** begin Dataset content **

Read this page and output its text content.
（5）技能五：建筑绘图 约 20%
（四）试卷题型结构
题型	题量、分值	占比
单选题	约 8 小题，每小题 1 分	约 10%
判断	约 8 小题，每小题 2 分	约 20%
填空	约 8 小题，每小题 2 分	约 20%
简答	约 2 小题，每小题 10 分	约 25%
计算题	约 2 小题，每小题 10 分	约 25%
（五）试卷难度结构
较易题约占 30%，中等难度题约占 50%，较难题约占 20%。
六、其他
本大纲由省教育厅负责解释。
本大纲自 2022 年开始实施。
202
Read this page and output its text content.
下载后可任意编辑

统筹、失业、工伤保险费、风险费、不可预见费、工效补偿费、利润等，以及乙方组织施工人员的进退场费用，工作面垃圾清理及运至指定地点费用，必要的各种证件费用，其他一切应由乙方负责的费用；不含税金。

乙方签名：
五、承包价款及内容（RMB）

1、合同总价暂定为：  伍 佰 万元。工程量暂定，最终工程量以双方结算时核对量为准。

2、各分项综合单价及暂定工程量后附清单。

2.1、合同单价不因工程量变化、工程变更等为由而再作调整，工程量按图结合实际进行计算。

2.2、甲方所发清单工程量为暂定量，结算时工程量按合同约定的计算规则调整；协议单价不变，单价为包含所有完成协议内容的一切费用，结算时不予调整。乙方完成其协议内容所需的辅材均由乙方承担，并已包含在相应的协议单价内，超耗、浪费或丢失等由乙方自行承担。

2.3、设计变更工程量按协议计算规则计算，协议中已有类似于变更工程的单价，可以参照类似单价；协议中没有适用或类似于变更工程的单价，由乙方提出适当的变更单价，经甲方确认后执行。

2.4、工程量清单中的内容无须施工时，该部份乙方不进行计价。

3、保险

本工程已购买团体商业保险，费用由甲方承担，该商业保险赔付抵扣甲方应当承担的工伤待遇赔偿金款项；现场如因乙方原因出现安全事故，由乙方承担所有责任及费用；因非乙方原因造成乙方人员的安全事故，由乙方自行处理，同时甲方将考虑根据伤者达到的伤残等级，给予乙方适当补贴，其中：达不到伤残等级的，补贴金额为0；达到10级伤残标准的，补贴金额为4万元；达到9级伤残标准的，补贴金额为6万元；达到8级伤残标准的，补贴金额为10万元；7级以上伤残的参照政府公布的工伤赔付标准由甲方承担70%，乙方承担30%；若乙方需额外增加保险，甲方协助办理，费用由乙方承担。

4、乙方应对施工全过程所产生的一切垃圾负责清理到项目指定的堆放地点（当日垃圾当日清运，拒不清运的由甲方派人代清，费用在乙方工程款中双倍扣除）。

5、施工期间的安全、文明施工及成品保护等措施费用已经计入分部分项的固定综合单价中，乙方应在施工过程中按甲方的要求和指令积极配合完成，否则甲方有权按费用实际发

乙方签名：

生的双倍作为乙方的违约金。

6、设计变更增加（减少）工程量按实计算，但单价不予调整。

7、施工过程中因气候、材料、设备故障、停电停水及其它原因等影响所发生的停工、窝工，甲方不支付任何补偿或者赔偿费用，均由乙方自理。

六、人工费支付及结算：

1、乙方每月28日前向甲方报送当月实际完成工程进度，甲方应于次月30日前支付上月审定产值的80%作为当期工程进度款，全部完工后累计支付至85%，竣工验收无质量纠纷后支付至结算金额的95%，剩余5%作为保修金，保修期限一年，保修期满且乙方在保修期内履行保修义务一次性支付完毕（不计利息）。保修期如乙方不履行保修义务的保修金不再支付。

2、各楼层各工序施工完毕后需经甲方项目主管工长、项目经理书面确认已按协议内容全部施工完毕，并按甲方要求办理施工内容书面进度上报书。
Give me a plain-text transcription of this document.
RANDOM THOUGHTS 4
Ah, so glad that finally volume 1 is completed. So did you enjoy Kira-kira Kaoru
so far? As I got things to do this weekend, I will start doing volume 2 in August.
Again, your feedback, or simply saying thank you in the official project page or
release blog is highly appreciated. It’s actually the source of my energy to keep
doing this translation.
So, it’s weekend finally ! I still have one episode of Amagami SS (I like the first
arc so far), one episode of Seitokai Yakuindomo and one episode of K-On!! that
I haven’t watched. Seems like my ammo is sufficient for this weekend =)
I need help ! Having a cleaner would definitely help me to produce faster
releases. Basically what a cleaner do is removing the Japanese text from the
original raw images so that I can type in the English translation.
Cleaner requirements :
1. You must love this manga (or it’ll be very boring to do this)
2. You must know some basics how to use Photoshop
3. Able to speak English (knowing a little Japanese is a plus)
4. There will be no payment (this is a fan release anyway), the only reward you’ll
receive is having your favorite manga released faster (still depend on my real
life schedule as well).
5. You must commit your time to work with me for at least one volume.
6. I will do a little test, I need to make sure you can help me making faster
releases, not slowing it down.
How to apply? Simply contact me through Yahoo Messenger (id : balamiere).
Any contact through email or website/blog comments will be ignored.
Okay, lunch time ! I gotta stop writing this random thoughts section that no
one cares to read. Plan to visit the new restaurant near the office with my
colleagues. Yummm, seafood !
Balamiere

** end Dataset content **

Exercise instructions: Set down every record above exactly as given.

Exercise output:
Read this page and output its text content.
（5）技能五：建筑绘图 约 20%
（四）试卷题型结构
题型	题量、分值	占比
单选题	约 8 小题，每小题 1 分	约 10%
判断	约 8 小题，每小题 2 分	约 20%
填空	约 8 小题，每小题 2 分	约 20%
简答	约 2 小题，每小题 10 分	约 25%
计算题	约 2 小题，每小题 10 分	约 25%
（五）试卷难度结构
较易题约占 30%，中等难度题约占 50%，较难题约占 20%。
六、其他
本大纲由省教育厅负责解释。
本大纲自 2022 年开始实施。
202
Read this page and output its text content.
下载后可任意编辑

统筹、失业、工伤保险费、风险费、不可预见费、工效补偿费、利润等，以及乙方组织施工人员的进退场费用，工作面垃圾清理及运至指定地点费用，必要的各种证件费用，其他一切应由乙方负责的费用；不含税金。

乙方签名：
五、承包价款及内容（RMB）

1、合同总价暂定为：  伍 佰 万元。工程量暂定，最终工程量以双方结算时核对量为准。

2、各分项综合单价及暂定工程量后附清单。

2.1、合同单价不因工程量变化、工程变更等为由而再作调整，工程量按图结合实际进行计算。

2.2、甲方所发清单工程量为暂定量，结算时工程量按合同约定的计算规则调整；协议单价不变，单价为包含所有完成协议内容的一切费用，结算时不予调整。乙方完成其协议内容所需的辅材均由乙方承担，并已包含在相应的协议单价内，超耗、浪费或丢失等由乙方自行承担。

2.3、设计变更工程量按协议计算规则计算，协议中已有类似于变更工程的单价，可以参照类似单价；协议中没有适用或类似于变更工程的单价，由乙方提出适当的变更单价，经甲方确认后执行。

2.4、工程量清单中的内容无须施工时，该部份乙方不进行计价。

3、保险

本工程已购买团体商业保险，费用由甲方承担，该商业保险赔付抵扣甲方应当承担的工伤待遇赔偿金款项；现场如因乙方原因出现安全事故，由乙方承担所有责任及费用；因非乙方原因造成乙方人员的安全事故，由乙方自行处理，同时甲方将考虑根据伤者达到的伤残等级，给予乙方适当补贴，其中：达不到伤残等级的，补贴金额为0；达到10级伤残标准的，补贴金额为4万元；达到9级伤残标准的，补贴金额为6万元；达到8级伤残标准的，补贴金额为10万元；7级以上伤残的参照政府公布的工伤赔付标准由甲方承担70%，乙方承担30%；若乙方需额外增加保险，甲方协助办理，费用由乙方承担。

4、乙方应对施工全过程所产生的一切垃圾负责清理到项目指定的堆放地点（当日垃圾当日清运，拒不清运的由甲方派人代清，费用在乙方工程款中双倍扣除）。

5、施工期间的安全、文明施工及成品保护等措施费用已经计入分部分项的固定综合单价中，乙方应在施工过程中按甲方的要求和指令积极配合完成，否则甲方有权按费用实际发

乙方签名：

生的双倍作为乙方的违约金。

6、设计变更增加（减少）工程量按实计算，但单价不予调整。

7、施工过程中因气候、材料、设备故障、停电停水及其它原因等影响所发生的停工、窝工，甲方不支付任何补偿或者赔偿费用，均由乙方自理。

六、人工费支付及结算：

1、乙方每月28日前向甲方报送当月实际完成工程进度，甲方应于次月30日前支付上月审定产值的80%作为当期工程进度款，全部完工后累计支付至85%，竣工验收无质量纠纷后支付至结算金额的95%，剩余5%作为保修金，保修期限一年，保修期满且乙方在保修期内履行保修义务一次性支付完毕（不计利息）。保修期如乙方不履行保修义务的保修金不再支付。

2、各楼层各工序施工完毕后需经甲方项目主管工长、项目经理书面确认已按协议内容全部施工完毕，并按甲方要求办理施工内容书面进度上报书。
Give me a plain-text transcription of this document.
RANDOM THOUGHTS 4
Ah, so glad that finally volume 1 is completed. So did you enjoy Kira-kira Kaoru
so far? As I got things to do this weekend, I will start doing volume 2 in August.
Again, your feedback, or simply saying thank you in the official project page or
release blog is highly appreciated. It’s actually the source of my energy to keep
doing this translation.
So, it’s weekend finally ! I still have one episode of Amagami SS (I like the first
arc so far), one episode of Seitokai Yakuindomo and one episode of K-On!! that
I haven’t watched. Seems like my ammo is sufficient for this weekend =)
I need help ! Having a cleaner would definitely help me to produce faster
releases. Basically what a cleaner do is removing the Japanese text from the
original raw images so that I can type in the English translation.
Cleaner requirements :
1. You must love this manga (or it’ll be very boring to do this)
2. You must know some basics how to use Photoshop
3. Able to speak English (knowing a little Japanese is a plus)
4. There will be no payment (this is a fan release anyway), the only reward you’ll
receive is having your favorite manga released faster (still depend on my real
life schedule as well).
5. You must commit your time to work with me for at least one volume.
6. I will do a little test, I need to make sure you can help me making faster
releases, not slowing it down.
How to apply? Simply contact me through Yahoo Messenger (id : balamiere).
Any contact through email or website/blog comments will be ignored.
Okay, lunch time ! I gotta stop writing this random thoughts section that no
one cares to read. Plan to visit the new restaurant near the office with my
colleagues. Yummm, seafood !
Balamiere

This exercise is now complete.